Give back a single number, the count of lines containing the word "Math".

▬▬▬▬▬▬▬▬▬▬

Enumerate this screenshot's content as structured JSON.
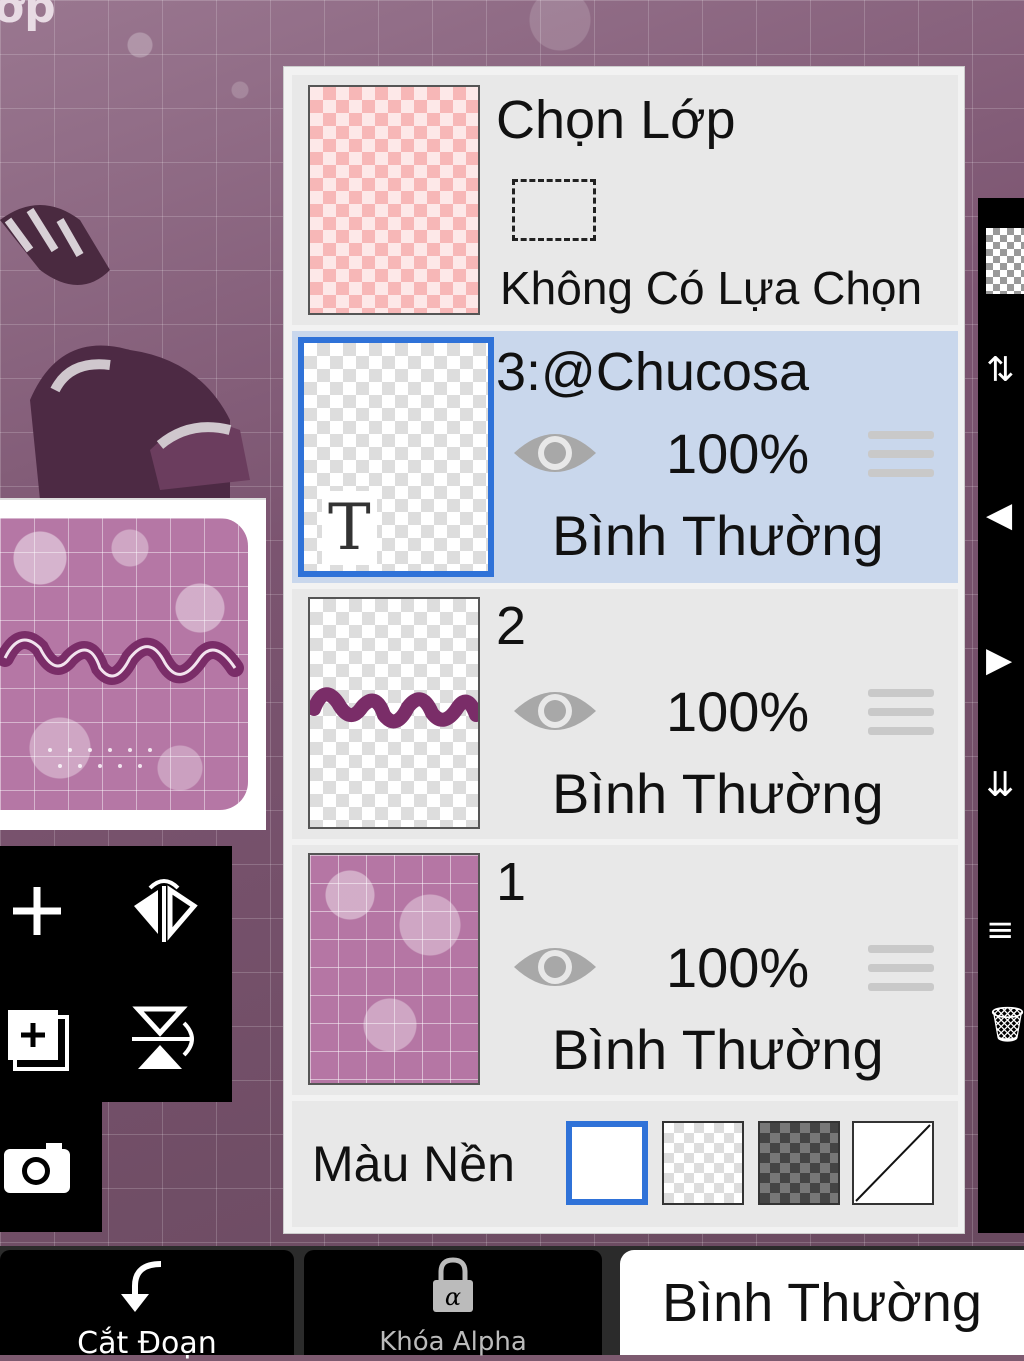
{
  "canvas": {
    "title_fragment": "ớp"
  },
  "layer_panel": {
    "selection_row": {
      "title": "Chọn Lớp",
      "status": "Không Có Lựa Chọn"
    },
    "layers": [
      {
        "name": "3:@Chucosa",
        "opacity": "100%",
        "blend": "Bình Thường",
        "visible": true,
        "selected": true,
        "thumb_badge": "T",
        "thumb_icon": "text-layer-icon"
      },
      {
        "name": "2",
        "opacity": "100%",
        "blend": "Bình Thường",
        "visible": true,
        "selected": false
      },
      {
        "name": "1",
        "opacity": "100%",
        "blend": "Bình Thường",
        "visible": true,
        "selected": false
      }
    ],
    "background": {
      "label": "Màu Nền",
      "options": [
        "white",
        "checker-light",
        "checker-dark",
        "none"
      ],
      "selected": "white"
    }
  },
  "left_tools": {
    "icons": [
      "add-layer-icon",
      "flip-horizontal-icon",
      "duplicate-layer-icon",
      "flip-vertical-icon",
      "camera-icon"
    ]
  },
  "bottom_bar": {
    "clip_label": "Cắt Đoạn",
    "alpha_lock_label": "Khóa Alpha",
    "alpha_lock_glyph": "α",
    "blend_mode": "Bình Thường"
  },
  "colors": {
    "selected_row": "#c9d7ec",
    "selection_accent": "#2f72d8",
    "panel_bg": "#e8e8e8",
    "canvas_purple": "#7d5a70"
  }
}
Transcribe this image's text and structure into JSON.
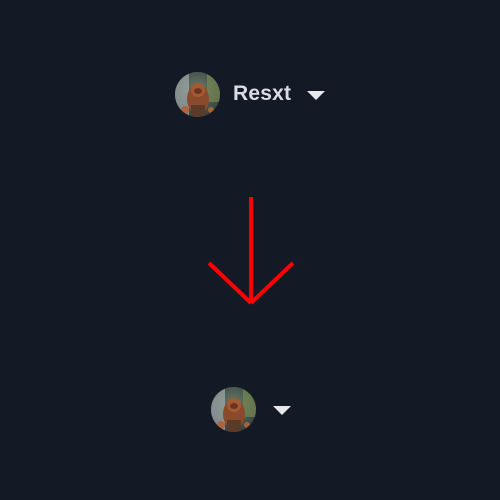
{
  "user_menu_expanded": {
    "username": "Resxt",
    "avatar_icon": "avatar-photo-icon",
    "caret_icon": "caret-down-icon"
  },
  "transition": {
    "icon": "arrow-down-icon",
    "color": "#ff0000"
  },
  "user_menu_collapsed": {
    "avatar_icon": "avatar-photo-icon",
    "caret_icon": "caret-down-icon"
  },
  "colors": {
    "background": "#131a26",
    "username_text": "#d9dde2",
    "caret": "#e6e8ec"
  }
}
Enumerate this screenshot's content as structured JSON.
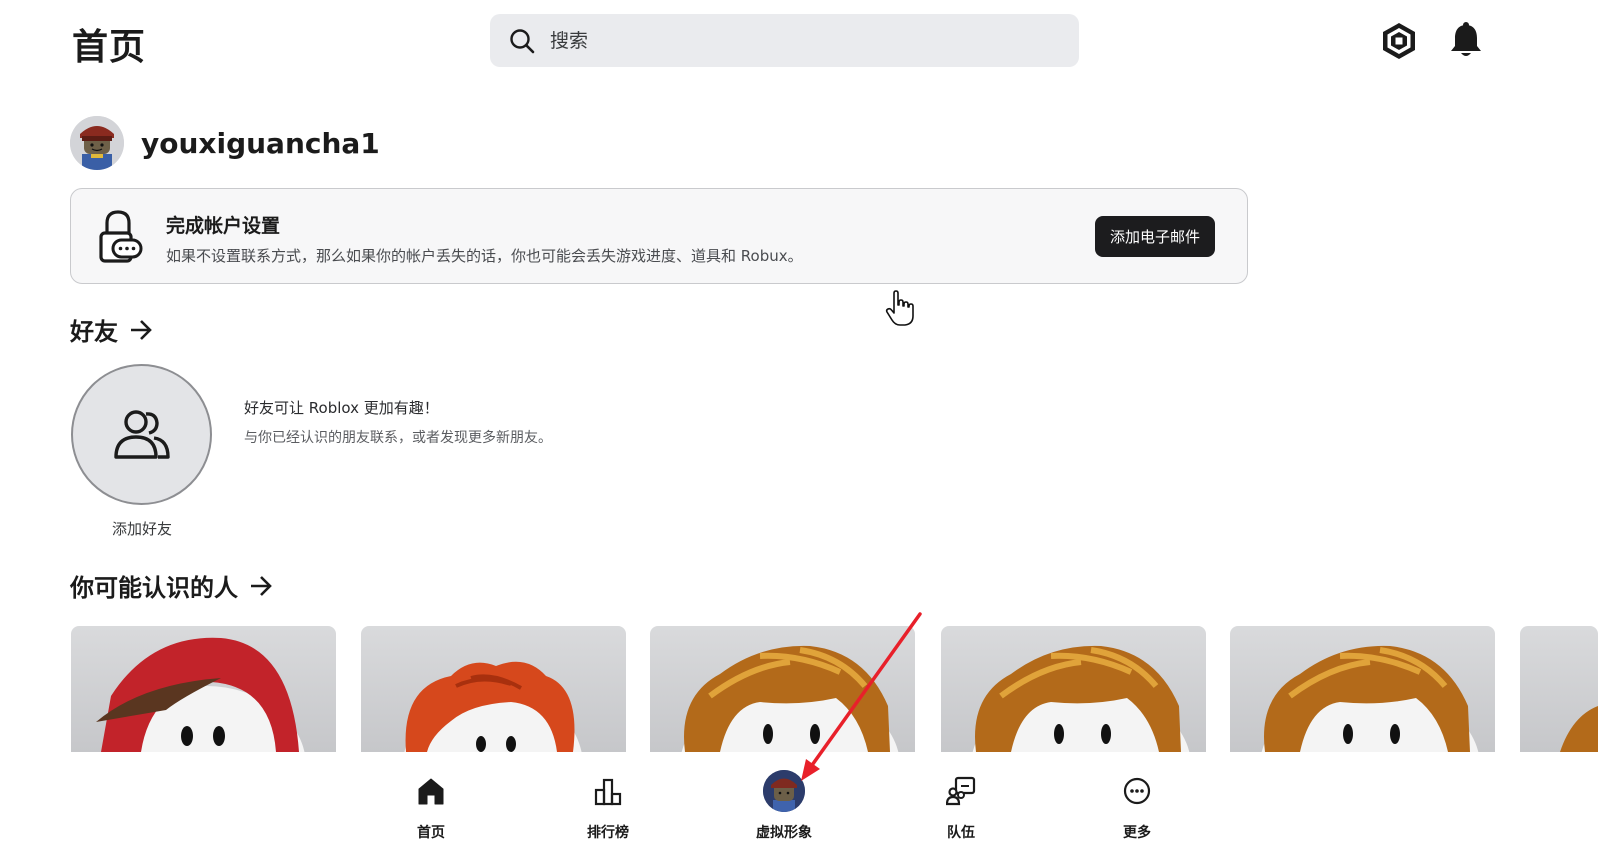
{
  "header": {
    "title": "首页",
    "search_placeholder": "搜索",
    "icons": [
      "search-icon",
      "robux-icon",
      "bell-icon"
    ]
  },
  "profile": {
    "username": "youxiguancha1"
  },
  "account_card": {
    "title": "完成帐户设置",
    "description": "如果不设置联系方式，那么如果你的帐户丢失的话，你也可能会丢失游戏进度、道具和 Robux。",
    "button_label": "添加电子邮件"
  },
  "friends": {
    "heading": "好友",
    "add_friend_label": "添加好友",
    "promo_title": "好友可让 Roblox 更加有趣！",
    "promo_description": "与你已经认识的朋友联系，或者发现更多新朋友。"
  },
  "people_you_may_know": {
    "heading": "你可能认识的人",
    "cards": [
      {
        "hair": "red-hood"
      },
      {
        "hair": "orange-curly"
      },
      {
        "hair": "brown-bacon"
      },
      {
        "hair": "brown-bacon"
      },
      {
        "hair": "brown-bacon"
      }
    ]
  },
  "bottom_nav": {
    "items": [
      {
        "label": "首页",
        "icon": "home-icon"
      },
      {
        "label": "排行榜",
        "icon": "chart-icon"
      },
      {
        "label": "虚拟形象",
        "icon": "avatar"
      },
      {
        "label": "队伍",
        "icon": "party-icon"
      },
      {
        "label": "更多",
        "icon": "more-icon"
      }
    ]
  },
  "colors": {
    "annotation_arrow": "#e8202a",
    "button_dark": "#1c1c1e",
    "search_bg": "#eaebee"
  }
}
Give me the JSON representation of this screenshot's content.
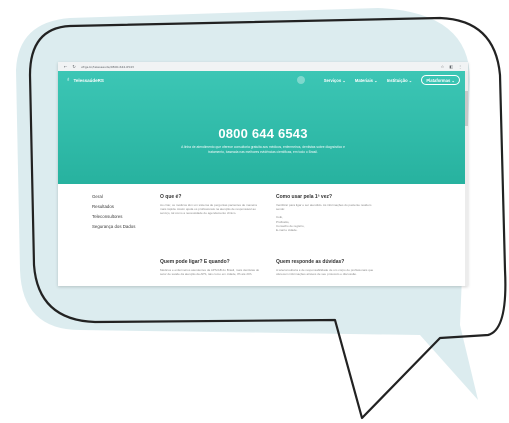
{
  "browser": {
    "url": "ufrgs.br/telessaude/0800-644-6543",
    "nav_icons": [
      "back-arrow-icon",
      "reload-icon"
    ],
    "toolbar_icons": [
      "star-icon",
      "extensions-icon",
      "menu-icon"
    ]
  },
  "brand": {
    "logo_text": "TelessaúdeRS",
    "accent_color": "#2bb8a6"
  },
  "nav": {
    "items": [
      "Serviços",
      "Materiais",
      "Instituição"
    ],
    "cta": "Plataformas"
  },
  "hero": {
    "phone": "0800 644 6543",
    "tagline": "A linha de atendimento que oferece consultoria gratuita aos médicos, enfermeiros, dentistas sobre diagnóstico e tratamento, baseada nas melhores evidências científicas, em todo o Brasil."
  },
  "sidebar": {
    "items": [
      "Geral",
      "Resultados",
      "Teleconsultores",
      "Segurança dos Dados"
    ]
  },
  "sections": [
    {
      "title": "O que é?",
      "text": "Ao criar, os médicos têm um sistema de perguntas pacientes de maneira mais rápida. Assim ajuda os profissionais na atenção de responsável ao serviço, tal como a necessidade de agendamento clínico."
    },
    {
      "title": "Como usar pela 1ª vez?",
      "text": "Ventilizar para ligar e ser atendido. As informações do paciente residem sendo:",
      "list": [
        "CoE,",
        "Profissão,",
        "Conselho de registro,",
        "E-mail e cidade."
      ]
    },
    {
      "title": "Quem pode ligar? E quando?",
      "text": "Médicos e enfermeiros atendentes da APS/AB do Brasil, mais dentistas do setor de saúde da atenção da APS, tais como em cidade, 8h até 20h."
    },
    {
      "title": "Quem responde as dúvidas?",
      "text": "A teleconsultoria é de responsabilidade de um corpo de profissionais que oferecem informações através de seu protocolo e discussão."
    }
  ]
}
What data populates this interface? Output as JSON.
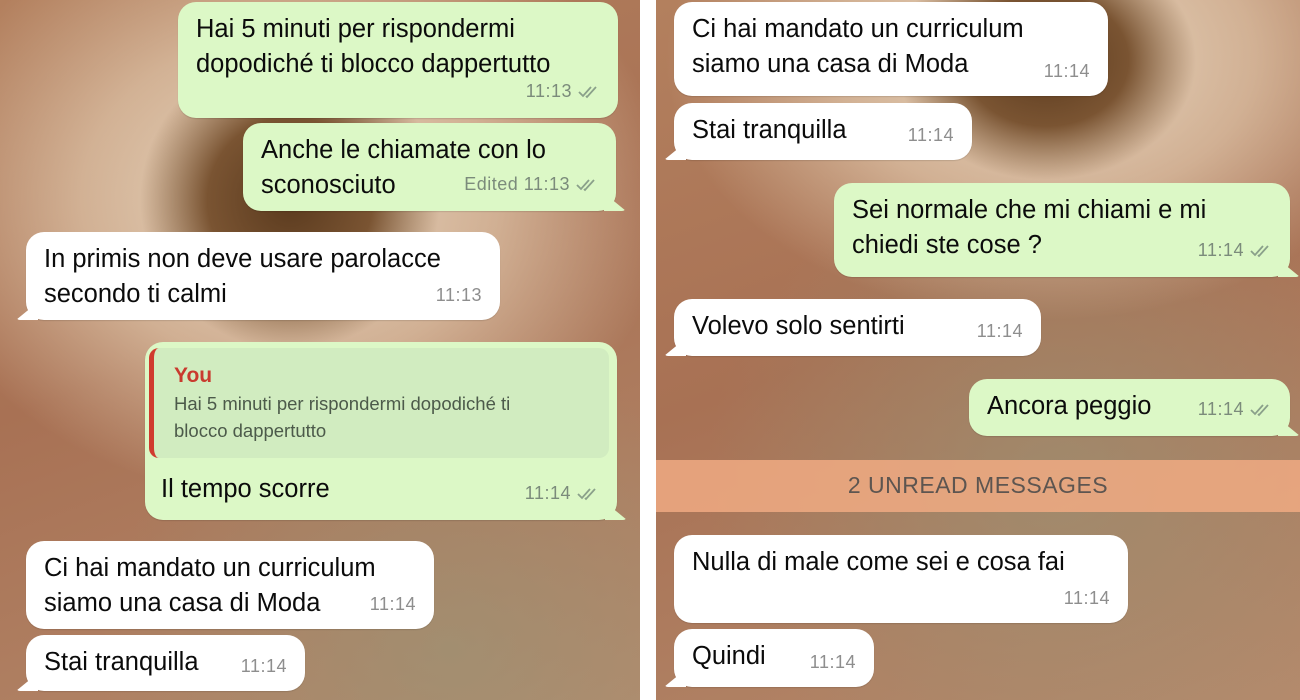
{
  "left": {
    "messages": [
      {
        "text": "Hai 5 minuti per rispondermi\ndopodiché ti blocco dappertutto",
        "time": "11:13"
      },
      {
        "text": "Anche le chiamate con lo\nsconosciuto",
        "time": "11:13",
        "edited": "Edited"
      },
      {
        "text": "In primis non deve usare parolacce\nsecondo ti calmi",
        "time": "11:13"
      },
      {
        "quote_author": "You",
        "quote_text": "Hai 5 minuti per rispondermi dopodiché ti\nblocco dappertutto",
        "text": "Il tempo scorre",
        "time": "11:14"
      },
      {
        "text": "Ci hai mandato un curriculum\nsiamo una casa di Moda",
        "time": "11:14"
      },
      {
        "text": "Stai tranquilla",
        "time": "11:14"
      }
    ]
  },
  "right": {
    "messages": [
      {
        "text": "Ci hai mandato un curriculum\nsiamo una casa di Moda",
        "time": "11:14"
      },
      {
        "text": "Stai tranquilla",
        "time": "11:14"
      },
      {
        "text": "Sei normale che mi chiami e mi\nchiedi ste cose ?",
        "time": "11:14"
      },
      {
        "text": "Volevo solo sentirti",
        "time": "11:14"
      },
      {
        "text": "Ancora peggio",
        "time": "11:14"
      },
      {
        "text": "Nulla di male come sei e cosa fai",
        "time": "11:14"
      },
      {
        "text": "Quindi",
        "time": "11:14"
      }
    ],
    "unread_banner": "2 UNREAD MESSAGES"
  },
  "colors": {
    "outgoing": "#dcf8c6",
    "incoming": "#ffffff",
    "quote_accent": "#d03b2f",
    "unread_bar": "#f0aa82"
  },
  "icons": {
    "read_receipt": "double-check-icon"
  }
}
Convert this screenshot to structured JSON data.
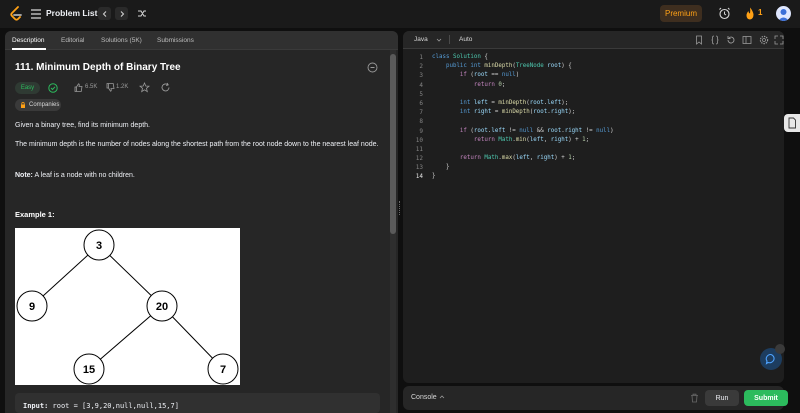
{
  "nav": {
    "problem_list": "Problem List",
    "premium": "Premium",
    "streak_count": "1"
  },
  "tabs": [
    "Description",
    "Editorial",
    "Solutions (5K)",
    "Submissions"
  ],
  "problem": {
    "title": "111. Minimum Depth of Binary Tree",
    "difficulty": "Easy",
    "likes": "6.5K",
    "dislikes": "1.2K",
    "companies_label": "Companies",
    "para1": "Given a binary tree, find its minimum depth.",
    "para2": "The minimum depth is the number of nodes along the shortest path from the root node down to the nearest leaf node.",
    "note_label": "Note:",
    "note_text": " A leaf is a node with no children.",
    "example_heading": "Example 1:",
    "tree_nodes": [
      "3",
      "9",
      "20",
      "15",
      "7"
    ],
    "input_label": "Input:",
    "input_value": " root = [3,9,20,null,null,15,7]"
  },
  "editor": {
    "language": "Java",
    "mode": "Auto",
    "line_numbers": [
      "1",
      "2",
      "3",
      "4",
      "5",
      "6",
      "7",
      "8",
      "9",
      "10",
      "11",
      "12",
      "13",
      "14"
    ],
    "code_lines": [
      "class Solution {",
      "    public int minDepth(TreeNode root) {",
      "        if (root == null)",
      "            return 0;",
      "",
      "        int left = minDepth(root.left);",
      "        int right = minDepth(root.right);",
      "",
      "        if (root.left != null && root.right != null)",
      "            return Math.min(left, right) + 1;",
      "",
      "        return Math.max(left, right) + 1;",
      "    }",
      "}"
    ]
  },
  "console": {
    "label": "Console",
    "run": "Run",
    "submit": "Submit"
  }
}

▬▬▬▬▬▬▬▬▬▬

ANSWER TO THIS TASK — 2